_To be done_:
Which lines hold the word "Beamwidth"? Show each of them.

[Data entries for graphics]
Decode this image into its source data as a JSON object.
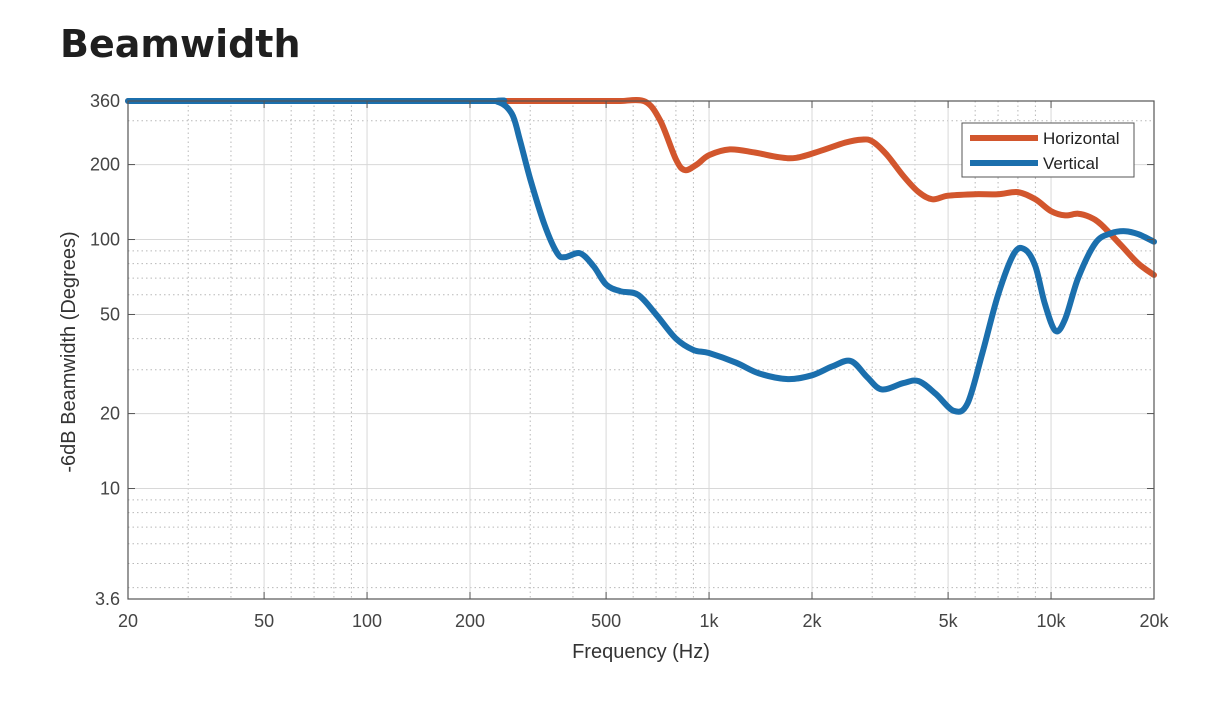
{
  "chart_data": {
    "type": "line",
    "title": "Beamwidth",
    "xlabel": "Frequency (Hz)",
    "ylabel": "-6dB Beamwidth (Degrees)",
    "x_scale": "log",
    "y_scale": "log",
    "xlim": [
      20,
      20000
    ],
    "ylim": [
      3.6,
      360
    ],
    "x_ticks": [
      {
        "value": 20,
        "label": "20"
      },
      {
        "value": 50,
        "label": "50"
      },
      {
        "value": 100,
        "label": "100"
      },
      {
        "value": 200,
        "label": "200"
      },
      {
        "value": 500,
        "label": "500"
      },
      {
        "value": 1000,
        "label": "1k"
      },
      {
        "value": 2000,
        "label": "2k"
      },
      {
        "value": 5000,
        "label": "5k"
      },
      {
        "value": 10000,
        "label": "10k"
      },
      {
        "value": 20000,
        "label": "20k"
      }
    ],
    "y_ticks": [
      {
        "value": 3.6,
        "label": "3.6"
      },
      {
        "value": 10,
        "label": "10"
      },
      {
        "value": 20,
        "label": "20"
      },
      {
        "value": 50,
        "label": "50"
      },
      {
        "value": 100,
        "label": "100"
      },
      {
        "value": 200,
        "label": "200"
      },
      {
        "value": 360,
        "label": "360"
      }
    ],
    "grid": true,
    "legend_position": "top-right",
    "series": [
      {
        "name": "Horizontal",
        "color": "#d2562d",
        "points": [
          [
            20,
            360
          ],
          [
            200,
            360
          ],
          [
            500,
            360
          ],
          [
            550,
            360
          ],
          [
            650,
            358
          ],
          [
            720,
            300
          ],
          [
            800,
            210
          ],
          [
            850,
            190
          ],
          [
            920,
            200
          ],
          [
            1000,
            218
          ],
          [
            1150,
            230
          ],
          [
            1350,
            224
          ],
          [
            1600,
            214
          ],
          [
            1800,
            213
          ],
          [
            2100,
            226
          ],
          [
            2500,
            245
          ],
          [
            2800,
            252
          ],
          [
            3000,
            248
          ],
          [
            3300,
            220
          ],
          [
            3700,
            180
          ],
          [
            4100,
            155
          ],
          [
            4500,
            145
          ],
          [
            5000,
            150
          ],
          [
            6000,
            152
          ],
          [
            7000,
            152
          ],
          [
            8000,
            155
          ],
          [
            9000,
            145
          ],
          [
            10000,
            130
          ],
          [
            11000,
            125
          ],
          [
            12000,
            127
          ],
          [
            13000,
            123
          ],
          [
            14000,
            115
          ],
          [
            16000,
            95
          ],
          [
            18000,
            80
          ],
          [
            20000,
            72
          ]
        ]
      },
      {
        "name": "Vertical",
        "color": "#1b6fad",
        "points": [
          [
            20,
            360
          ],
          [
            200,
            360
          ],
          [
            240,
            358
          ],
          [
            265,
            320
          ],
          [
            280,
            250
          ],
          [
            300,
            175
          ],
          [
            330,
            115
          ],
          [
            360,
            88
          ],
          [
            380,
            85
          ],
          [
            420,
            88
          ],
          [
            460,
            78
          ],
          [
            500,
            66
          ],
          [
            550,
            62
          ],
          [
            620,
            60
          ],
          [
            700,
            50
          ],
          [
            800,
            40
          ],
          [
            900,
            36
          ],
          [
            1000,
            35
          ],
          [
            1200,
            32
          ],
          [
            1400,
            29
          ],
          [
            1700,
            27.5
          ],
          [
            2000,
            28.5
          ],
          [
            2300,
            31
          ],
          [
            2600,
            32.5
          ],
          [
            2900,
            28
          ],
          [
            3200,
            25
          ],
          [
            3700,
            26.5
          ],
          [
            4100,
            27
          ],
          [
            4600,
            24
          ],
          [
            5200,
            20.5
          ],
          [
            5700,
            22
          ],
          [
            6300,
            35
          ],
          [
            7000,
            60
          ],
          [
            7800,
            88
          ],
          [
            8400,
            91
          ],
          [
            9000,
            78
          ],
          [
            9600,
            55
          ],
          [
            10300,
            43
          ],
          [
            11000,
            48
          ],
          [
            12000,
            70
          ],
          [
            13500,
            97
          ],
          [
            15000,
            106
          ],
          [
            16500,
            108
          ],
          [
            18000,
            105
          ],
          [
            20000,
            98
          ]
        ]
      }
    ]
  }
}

--

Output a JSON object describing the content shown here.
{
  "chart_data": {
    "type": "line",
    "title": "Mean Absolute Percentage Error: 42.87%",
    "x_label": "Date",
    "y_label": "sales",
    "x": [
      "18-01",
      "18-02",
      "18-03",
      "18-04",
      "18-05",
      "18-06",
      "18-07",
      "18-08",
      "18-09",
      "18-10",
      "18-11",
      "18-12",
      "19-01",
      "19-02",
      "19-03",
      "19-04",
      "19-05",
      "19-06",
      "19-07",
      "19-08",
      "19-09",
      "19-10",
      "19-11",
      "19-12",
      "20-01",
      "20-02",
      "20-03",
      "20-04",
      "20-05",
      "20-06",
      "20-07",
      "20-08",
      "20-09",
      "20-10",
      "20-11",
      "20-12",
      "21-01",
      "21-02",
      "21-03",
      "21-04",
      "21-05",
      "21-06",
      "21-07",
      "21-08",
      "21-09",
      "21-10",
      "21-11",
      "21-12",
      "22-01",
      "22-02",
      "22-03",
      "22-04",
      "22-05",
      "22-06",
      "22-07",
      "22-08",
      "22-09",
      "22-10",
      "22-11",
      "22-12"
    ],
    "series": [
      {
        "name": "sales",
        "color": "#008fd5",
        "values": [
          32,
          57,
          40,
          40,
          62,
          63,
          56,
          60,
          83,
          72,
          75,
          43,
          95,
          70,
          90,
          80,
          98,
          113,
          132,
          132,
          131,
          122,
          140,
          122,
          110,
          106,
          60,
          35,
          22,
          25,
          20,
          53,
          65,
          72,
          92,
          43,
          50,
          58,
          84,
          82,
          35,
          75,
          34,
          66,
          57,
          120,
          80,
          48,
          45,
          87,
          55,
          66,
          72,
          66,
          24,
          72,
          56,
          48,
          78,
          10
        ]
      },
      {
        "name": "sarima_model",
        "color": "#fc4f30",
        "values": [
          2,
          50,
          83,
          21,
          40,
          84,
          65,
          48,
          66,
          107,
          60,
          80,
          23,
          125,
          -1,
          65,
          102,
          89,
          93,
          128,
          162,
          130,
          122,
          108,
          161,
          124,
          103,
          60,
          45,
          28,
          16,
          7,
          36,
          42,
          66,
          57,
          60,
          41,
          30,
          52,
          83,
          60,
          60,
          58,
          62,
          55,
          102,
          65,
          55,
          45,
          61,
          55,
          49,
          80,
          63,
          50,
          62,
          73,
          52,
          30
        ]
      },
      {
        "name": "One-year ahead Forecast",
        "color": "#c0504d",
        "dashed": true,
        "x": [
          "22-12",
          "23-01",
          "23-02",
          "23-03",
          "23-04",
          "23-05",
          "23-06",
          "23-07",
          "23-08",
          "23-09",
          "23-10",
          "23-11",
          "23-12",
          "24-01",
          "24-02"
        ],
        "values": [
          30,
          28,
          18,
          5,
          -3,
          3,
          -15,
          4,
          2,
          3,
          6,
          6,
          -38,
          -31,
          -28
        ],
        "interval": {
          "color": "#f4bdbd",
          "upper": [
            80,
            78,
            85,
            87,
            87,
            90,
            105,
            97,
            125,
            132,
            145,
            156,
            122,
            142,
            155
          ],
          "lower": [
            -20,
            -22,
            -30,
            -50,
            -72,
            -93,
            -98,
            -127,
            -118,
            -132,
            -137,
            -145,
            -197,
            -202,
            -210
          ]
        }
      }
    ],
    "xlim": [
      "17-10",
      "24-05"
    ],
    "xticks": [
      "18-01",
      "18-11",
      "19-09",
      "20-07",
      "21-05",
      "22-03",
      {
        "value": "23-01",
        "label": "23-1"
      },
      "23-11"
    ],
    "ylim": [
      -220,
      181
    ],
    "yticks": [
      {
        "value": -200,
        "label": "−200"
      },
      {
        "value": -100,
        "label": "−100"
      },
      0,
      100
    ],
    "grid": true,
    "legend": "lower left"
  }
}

_Task output_:
    "title": "Beamwidth",
    "ylabel": "-6dB Beamwidth (Degrees)",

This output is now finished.